» YOUR GOAL:
Write every record out again exactly, and keep images out of it.

» RECORDS FOR PROCESSING:

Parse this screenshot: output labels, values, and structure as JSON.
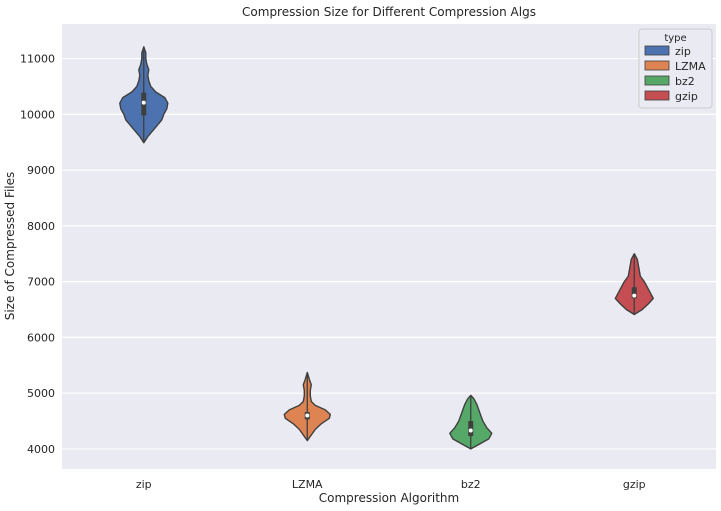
{
  "chart_data": {
    "type": "violin",
    "title": "Compression Size for Different Compression Algs",
    "xlabel": "Compression Algorithm",
    "ylabel": "Size of Compressed Files",
    "categories": [
      "zip",
      "LZMA",
      "bz2",
      "gzip"
    ],
    "ylim": [
      3640,
      11620
    ],
    "yticks": [
      4000,
      5000,
      6000,
      7000,
      8000,
      9000,
      10000,
      11000
    ],
    "grid": true,
    "legend": {
      "title": "type",
      "placement": "top-right",
      "entries": [
        "zip",
        "LZMA",
        "bz2",
        "gzip"
      ]
    },
    "series": [
      {
        "name": "zip",
        "color": "#4c72b0",
        "min": 9490,
        "q1": 9980,
        "median": 10210,
        "q3": 10390,
        "max": 11210,
        "density": [
          [
            9490,
            0
          ],
          [
            9600,
            4
          ],
          [
            9750,
            11
          ],
          [
            9900,
            18
          ],
          [
            10000,
            20
          ],
          [
            10100,
            23
          ],
          [
            10200,
            24
          ],
          [
            10300,
            21
          ],
          [
            10400,
            12
          ],
          [
            10500,
            7
          ],
          [
            10600,
            5
          ],
          [
            10700,
            4
          ],
          [
            10800,
            5
          ],
          [
            10900,
            3
          ],
          [
            11000,
            2
          ],
          [
            11100,
            2
          ],
          [
            11210,
            0
          ]
        ]
      },
      {
        "name": "LZMA",
        "color": "#dd8452",
        "min": 4150,
        "q1": 4530,
        "median": 4600,
        "q3": 4660,
        "max": 5370,
        "density": [
          [
            4150,
            0
          ],
          [
            4250,
            4
          ],
          [
            4350,
            8
          ],
          [
            4450,
            14
          ],
          [
            4550,
            22
          ],
          [
            4620,
            23
          ],
          [
            4700,
            18
          ],
          [
            4780,
            8
          ],
          [
            4850,
            4
          ],
          [
            4950,
            3
          ],
          [
            5050,
            3
          ],
          [
            5150,
            4
          ],
          [
            5250,
            2
          ],
          [
            5370,
            0
          ]
        ]
      },
      {
        "name": "bz2",
        "color": "#55a868",
        "min": 4000,
        "q1": 4230,
        "median": 4330,
        "q3": 4500,
        "max": 4960,
        "density": [
          [
            4000,
            0
          ],
          [
            4080,
            8
          ],
          [
            4180,
            18
          ],
          [
            4280,
            21
          ],
          [
            4380,
            16
          ],
          [
            4500,
            12
          ],
          [
            4600,
            10
          ],
          [
            4700,
            8
          ],
          [
            4800,
            6
          ],
          [
            4900,
            3
          ],
          [
            4960,
            0
          ]
        ]
      },
      {
        "name": "gzip",
        "color": "#c44e52",
        "min": 6410,
        "q1": 6700,
        "median": 6750,
        "q3": 6900,
        "max": 7500,
        "density": [
          [
            6410,
            0
          ],
          [
            6500,
            8
          ],
          [
            6600,
            14
          ],
          [
            6700,
            19
          ],
          [
            6800,
            16
          ],
          [
            6900,
            13
          ],
          [
            7000,
            10
          ],
          [
            7100,
            6
          ],
          [
            7200,
            5
          ],
          [
            7300,
            4
          ],
          [
            7400,
            3
          ],
          [
            7500,
            0
          ]
        ]
      }
    ]
  }
}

» RESPONSE TO THE TASK:
Parse this screenshot: output labels, values, and structure as JSON.
{
  "chart_data": {
    "type": "violin",
    "title": "Compression Size for Different Compression Algs",
    "xlabel": "Compression Algorithm",
    "ylabel": "Size of Compressed Files",
    "categories": [
      "zip",
      "LZMA",
      "bz2",
      "gzip"
    ],
    "ylim": [
      3640,
      11620
    ],
    "yticks": [
      4000,
      5000,
      6000,
      7000,
      8000,
      9000,
      10000,
      11000
    ],
    "grid": true,
    "legend": {
      "title": "type",
      "placement": "top-right",
      "entries": [
        "zip",
        "LZMA",
        "bz2",
        "gzip"
      ]
    },
    "series": [
      {
        "name": "zip",
        "color": "#4c72b0",
        "min": 9490,
        "q1": 9980,
        "median": 10210,
        "q3": 10390,
        "max": 11210,
        "density": [
          [
            9490,
            0
          ],
          [
            9600,
            4
          ],
          [
            9750,
            11
          ],
          [
            9900,
            18
          ],
          [
            10000,
            20
          ],
          [
            10100,
            23
          ],
          [
            10200,
            24
          ],
          [
            10300,
            21
          ],
          [
            10400,
            12
          ],
          [
            10500,
            7
          ],
          [
            10600,
            5
          ],
          [
            10700,
            4
          ],
          [
            10800,
            5
          ],
          [
            10900,
            3
          ],
          [
            11000,
            2
          ],
          [
            11100,
            2
          ],
          [
            11210,
            0
          ]
        ]
      },
      {
        "name": "LZMA",
        "color": "#dd8452",
        "min": 4150,
        "q1": 4530,
        "median": 4600,
        "q3": 4660,
        "max": 5370,
        "density": [
          [
            4150,
            0
          ],
          [
            4250,
            4
          ],
          [
            4350,
            8
          ],
          [
            4450,
            14
          ],
          [
            4550,
            22
          ],
          [
            4620,
            23
          ],
          [
            4700,
            18
          ],
          [
            4780,
            8
          ],
          [
            4850,
            4
          ],
          [
            4950,
            3
          ],
          [
            5050,
            3
          ],
          [
            5150,
            4
          ],
          [
            5250,
            2
          ],
          [
            5370,
            0
          ]
        ]
      },
      {
        "name": "bz2",
        "color": "#55a868",
        "min": 4000,
        "q1": 4230,
        "median": 4330,
        "q3": 4500,
        "max": 4960,
        "density": [
          [
            4000,
            0
          ],
          [
            4080,
            8
          ],
          [
            4180,
            18
          ],
          [
            4280,
            21
          ],
          [
            4380,
            16
          ],
          [
            4500,
            12
          ],
          [
            4600,
            10
          ],
          [
            4700,
            8
          ],
          [
            4800,
            6
          ],
          [
            4900,
            3
          ],
          [
            4960,
            0
          ]
        ]
      },
      {
        "name": "gzip",
        "color": "#c44e52",
        "min": 6410,
        "q1": 6700,
        "median": 6750,
        "q3": 6900,
        "max": 7500,
        "density": [
          [
            6410,
            0
          ],
          [
            6500,
            8
          ],
          [
            6600,
            14
          ],
          [
            6700,
            19
          ],
          [
            6800,
            16
          ],
          [
            6900,
            13
          ],
          [
            7000,
            10
          ],
          [
            7100,
            6
          ],
          [
            7200,
            5
          ],
          [
            7300,
            4
          ],
          [
            7400,
            3
          ],
          [
            7500,
            0
          ]
        ]
      }
    ]
  }
}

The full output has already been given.